EXERCISE —
Read the records below. Copy each line where the string "fontsize" occurs.

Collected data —

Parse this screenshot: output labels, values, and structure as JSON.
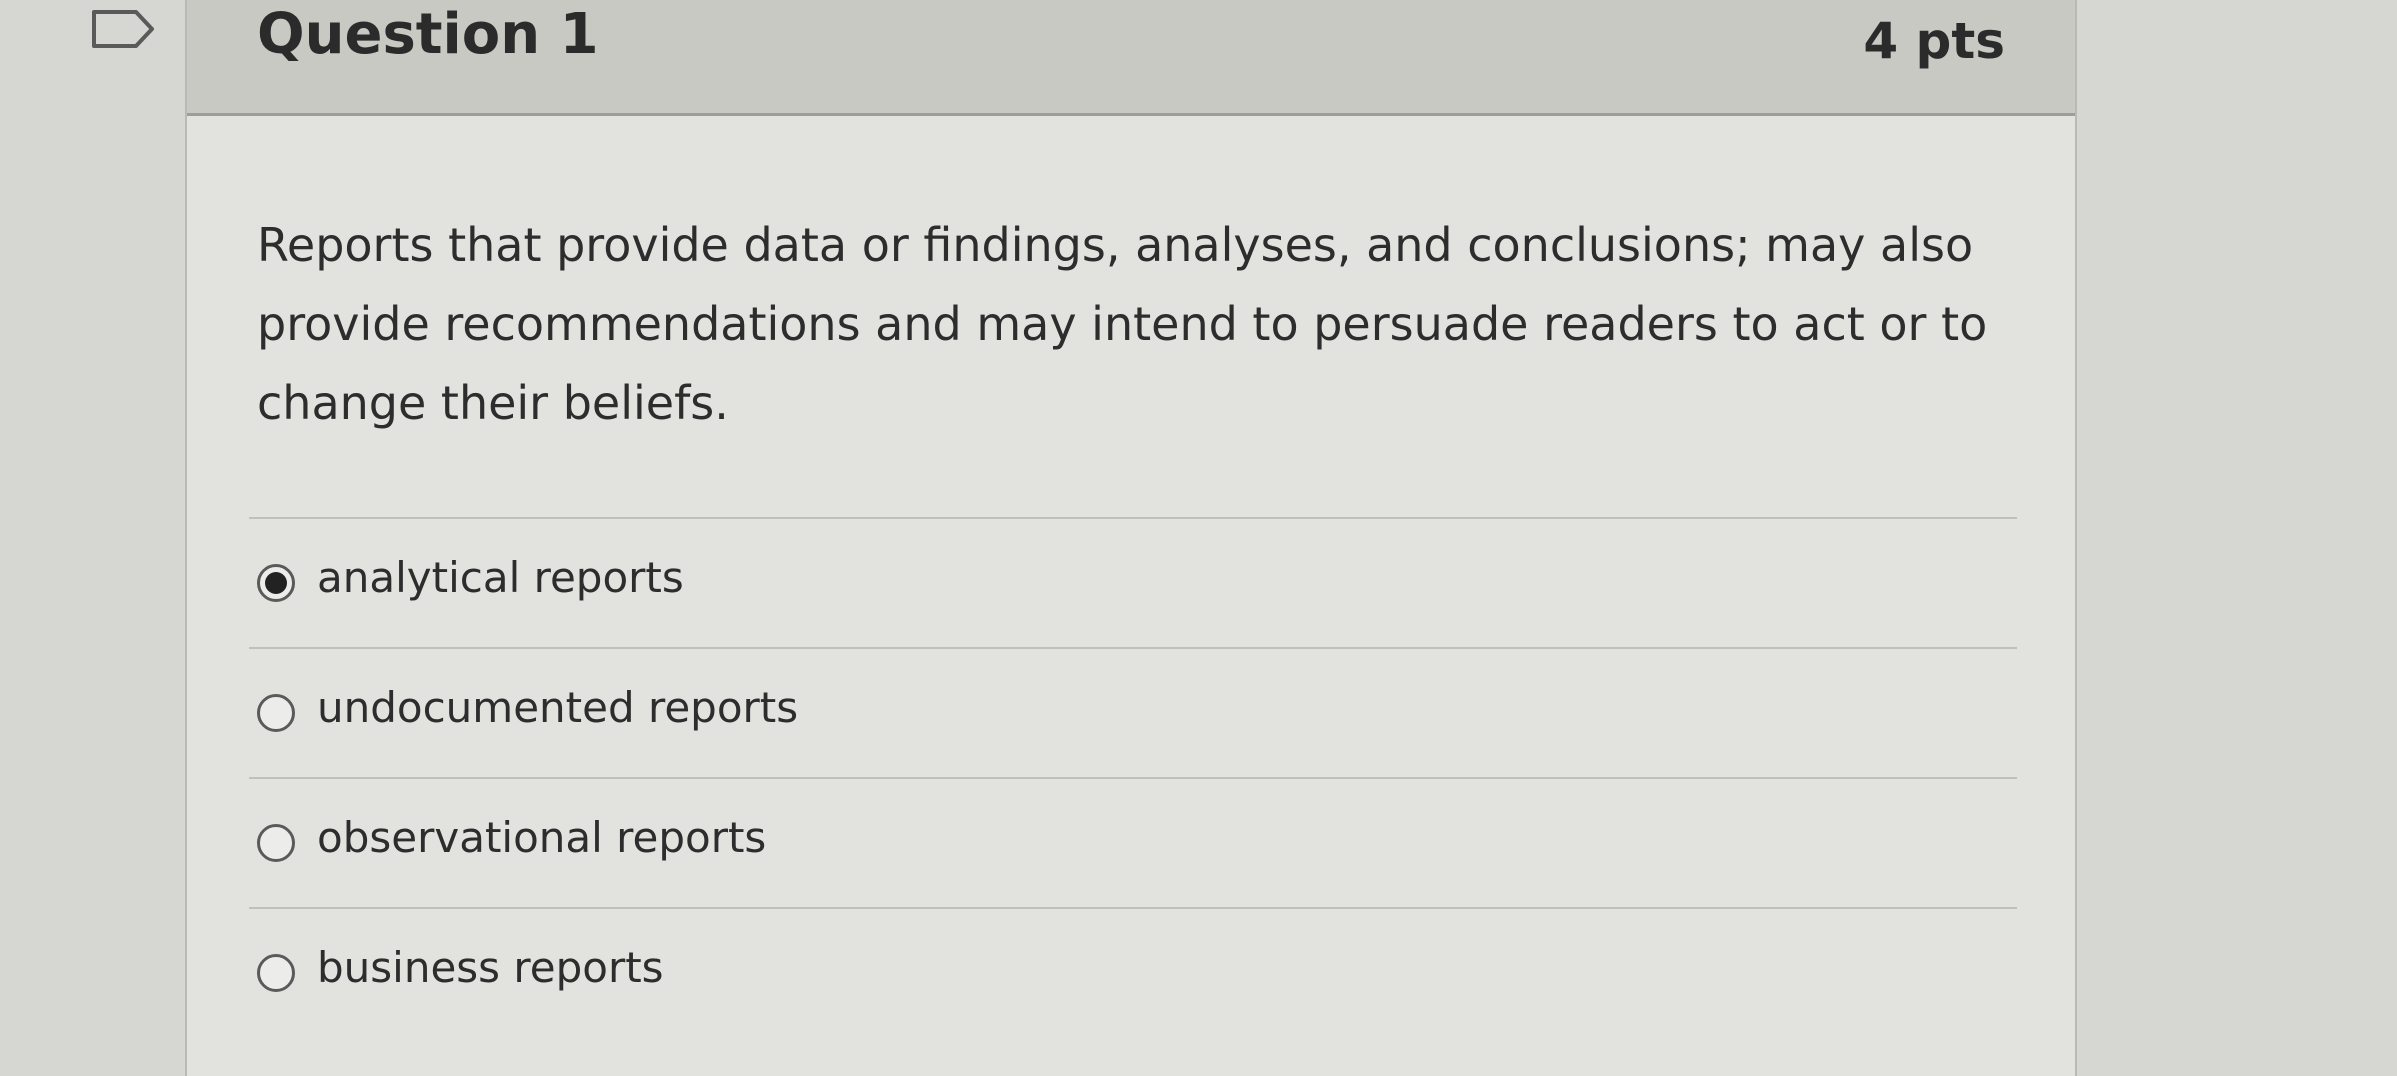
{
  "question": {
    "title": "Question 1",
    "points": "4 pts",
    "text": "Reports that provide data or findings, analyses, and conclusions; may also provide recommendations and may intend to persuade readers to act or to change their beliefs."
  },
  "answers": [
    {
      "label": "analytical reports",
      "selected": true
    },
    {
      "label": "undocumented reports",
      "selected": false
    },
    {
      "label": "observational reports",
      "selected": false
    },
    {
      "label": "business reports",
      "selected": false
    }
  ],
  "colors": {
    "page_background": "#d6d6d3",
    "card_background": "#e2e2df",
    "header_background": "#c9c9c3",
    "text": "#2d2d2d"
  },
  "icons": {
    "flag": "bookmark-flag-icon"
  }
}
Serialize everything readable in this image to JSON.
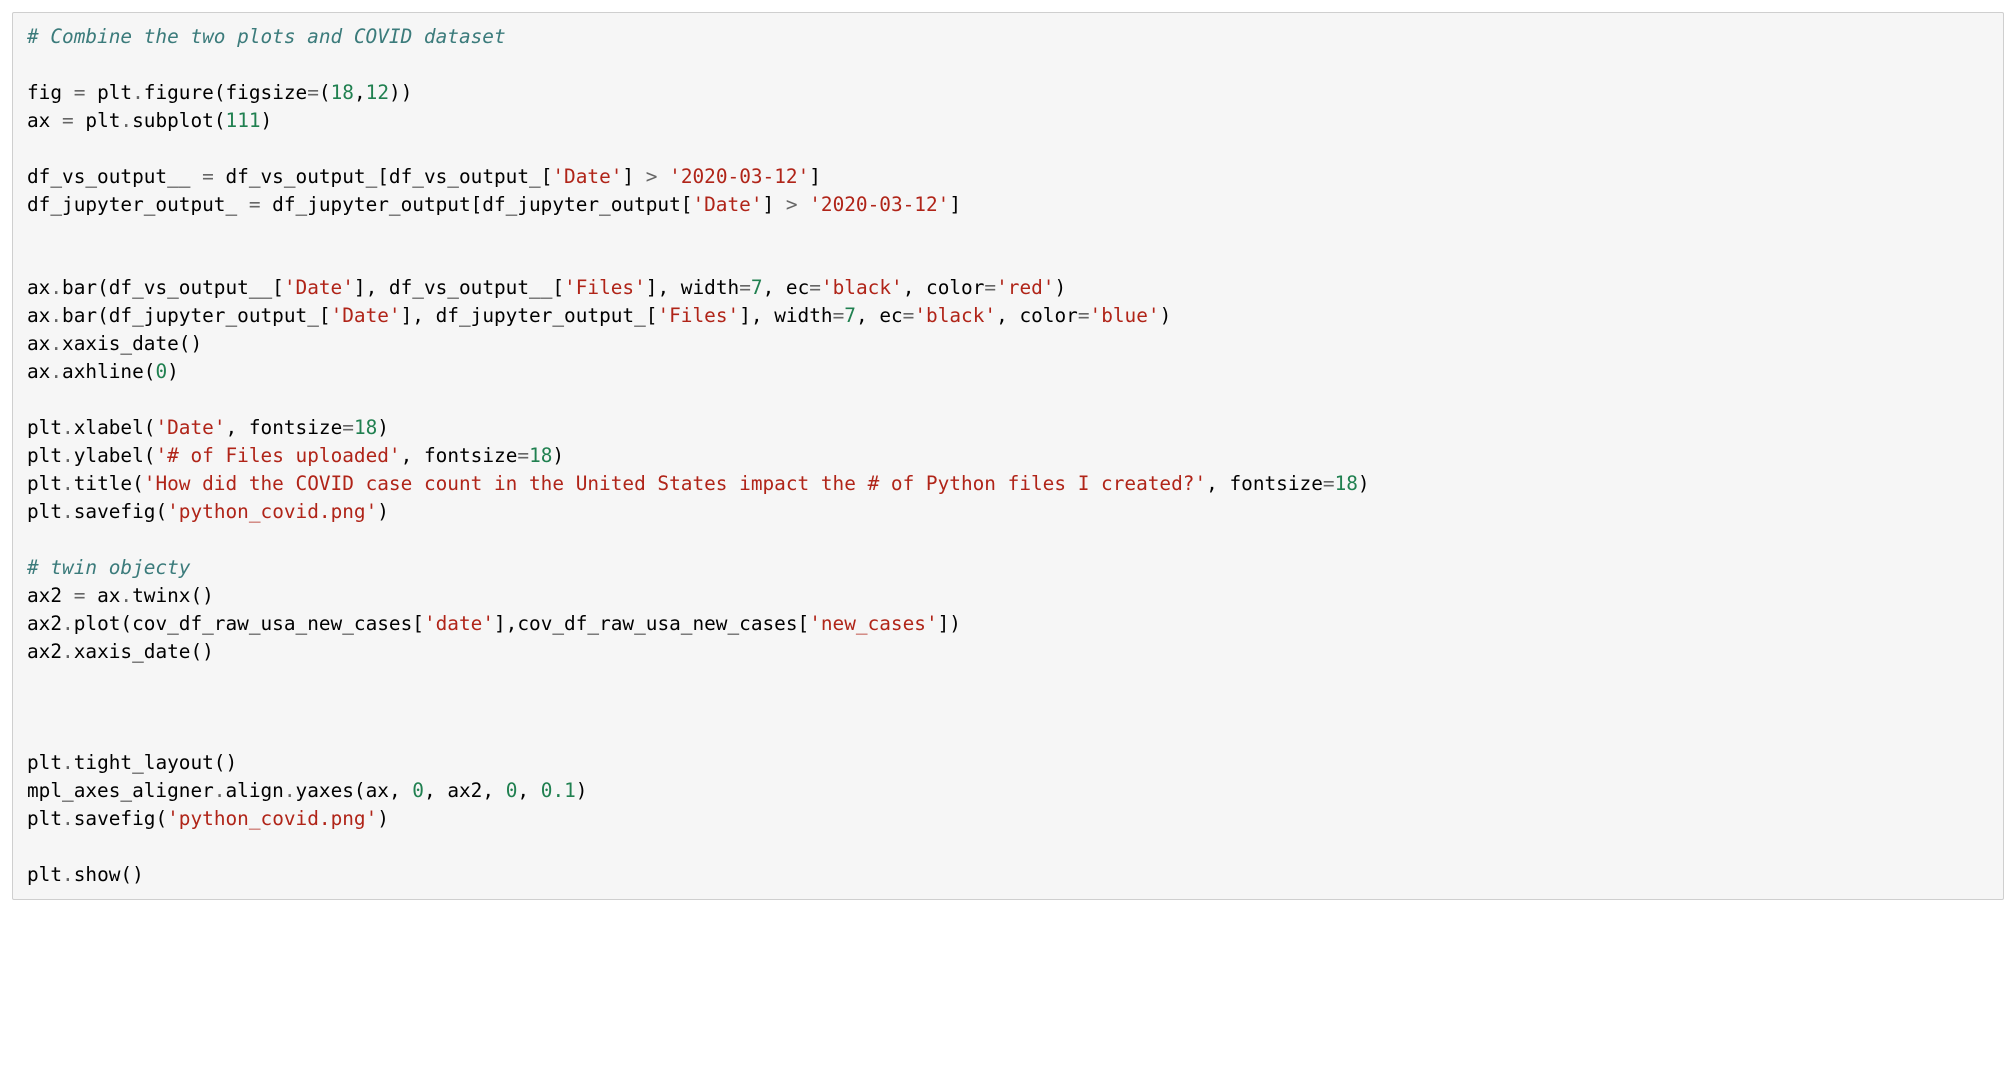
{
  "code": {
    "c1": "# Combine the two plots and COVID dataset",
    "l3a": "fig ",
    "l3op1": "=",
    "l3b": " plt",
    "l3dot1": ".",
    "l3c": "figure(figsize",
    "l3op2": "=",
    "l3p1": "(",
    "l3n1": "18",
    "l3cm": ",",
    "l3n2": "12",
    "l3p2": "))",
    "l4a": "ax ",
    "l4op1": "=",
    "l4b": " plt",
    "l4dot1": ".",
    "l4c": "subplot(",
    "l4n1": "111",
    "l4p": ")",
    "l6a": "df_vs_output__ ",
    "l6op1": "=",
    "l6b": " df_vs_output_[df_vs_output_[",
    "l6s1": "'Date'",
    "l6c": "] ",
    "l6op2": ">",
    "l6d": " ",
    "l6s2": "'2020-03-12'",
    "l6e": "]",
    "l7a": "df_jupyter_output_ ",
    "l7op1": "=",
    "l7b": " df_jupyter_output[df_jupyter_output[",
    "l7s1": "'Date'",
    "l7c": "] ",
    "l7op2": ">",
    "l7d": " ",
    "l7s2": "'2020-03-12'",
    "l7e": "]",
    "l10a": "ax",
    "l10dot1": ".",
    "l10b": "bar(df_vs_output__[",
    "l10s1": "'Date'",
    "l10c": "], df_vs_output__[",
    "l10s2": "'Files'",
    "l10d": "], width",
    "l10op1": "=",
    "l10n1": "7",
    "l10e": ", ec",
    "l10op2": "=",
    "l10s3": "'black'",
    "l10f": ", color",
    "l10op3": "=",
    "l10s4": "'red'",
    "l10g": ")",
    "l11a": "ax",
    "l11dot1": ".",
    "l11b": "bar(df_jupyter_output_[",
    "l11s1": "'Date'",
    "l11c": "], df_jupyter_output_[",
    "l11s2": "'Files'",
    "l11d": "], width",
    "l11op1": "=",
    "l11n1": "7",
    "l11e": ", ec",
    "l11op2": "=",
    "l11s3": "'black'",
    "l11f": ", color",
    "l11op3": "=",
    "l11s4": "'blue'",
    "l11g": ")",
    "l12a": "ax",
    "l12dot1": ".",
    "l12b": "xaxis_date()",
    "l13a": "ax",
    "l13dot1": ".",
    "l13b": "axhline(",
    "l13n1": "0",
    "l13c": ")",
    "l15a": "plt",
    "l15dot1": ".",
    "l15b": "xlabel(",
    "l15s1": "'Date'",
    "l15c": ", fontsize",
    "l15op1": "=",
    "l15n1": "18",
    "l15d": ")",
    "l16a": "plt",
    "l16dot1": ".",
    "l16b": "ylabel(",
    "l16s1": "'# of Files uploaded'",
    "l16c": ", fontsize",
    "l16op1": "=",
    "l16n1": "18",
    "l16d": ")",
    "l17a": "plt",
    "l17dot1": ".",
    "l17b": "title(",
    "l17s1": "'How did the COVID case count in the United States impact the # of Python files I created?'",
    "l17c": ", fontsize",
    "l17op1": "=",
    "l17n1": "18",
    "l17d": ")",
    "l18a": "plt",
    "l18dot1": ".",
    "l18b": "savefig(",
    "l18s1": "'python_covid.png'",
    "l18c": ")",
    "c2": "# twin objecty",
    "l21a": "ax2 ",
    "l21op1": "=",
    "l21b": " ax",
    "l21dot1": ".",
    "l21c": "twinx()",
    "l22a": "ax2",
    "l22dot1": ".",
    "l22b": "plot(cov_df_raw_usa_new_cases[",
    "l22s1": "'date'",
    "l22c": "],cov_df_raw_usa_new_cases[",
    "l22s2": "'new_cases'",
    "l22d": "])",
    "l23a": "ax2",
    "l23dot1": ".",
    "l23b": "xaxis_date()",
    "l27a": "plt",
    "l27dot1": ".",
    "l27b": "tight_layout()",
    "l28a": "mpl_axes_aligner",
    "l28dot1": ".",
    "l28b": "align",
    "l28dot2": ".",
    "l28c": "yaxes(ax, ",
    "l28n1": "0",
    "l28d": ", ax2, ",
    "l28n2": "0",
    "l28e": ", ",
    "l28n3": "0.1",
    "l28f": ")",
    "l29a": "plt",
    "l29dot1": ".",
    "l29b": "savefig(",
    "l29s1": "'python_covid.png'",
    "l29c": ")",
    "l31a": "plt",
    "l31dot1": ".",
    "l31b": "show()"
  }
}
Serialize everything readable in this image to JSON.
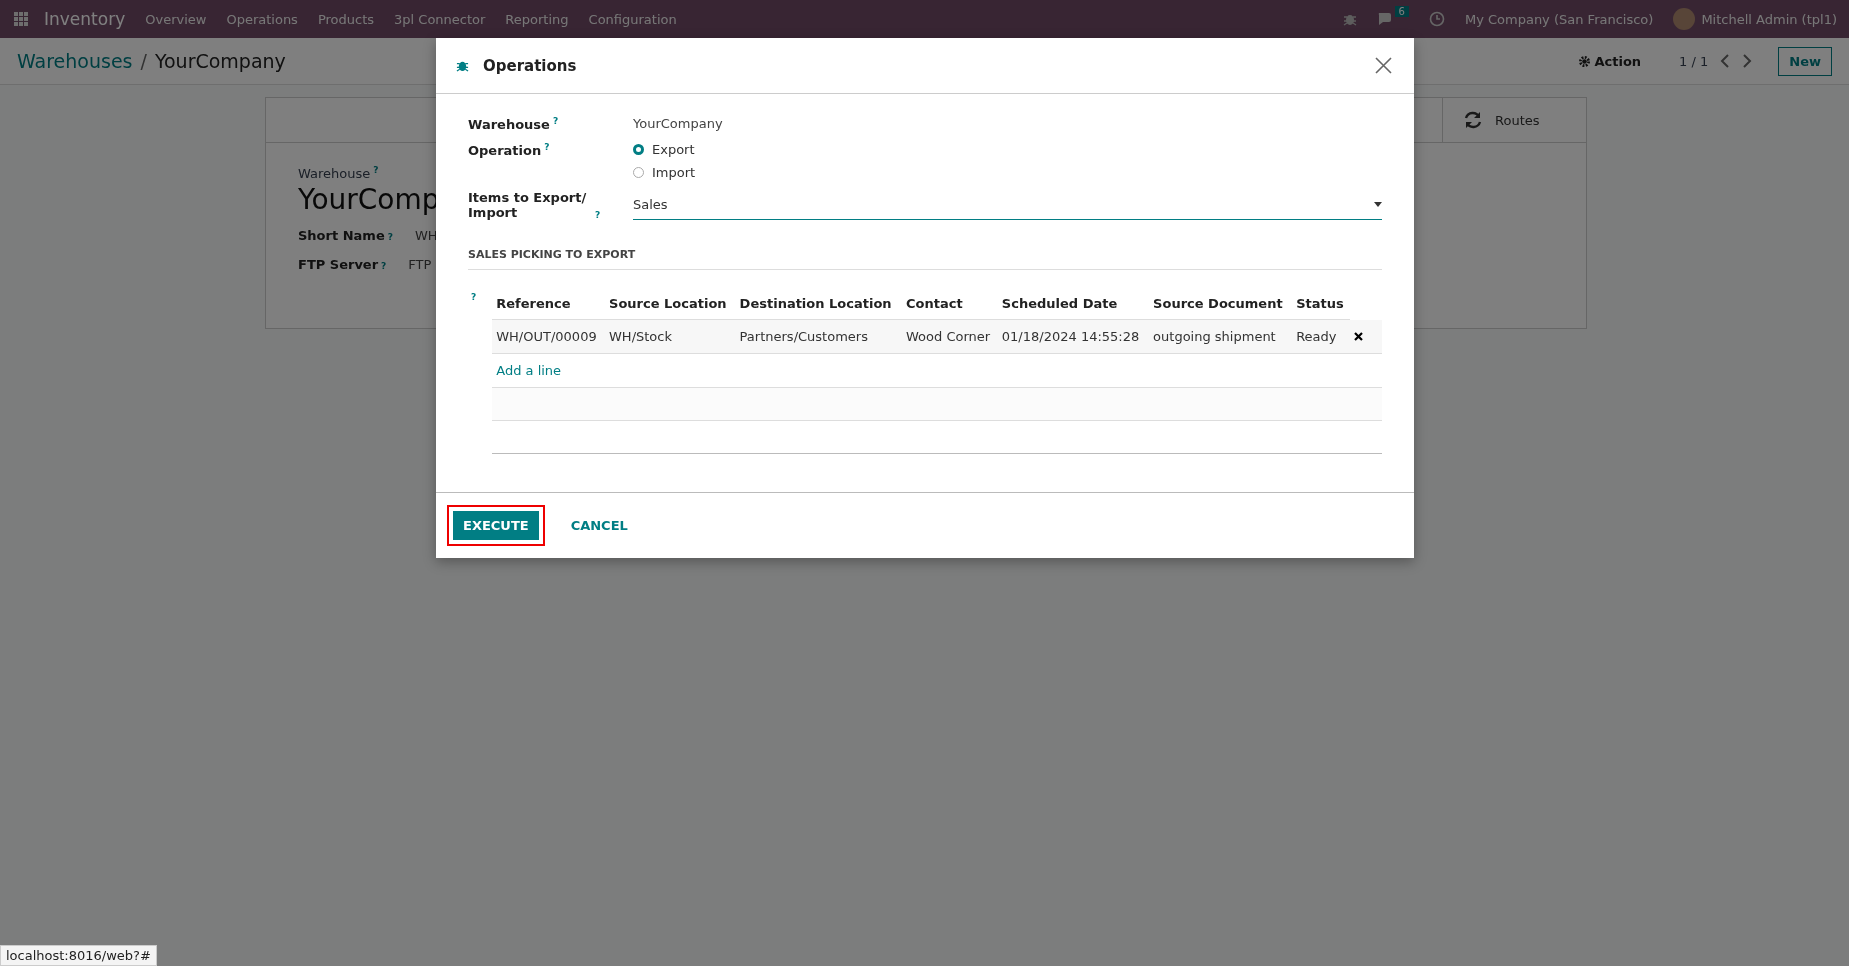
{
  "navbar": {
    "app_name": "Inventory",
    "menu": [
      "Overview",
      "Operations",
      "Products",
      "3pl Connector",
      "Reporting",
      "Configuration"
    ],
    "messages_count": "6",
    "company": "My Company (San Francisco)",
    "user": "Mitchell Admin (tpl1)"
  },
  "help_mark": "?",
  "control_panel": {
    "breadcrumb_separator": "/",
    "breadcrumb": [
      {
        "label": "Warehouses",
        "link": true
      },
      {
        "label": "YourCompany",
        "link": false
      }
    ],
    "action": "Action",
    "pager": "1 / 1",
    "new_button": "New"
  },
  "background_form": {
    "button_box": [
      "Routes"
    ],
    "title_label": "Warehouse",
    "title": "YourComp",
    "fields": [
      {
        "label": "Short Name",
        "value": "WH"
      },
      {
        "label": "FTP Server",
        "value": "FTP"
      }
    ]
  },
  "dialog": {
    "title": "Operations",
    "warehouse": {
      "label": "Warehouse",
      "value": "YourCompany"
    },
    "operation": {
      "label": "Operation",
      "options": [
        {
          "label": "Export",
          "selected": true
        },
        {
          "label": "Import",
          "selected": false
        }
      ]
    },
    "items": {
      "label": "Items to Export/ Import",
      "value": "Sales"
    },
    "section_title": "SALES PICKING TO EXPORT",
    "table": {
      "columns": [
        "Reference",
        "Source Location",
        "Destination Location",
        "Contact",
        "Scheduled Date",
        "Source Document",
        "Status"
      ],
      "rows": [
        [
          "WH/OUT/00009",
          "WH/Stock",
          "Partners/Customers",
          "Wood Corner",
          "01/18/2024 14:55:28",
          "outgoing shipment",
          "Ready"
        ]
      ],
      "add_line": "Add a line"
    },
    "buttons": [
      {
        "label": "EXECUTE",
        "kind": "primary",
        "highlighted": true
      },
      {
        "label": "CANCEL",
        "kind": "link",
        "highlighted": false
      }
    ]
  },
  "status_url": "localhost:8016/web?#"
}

RESULT FOR THIS TASK —
    "l15c": ", fontsize",
    "l16c": ", fontsize",
    "l17c": ", fontsize",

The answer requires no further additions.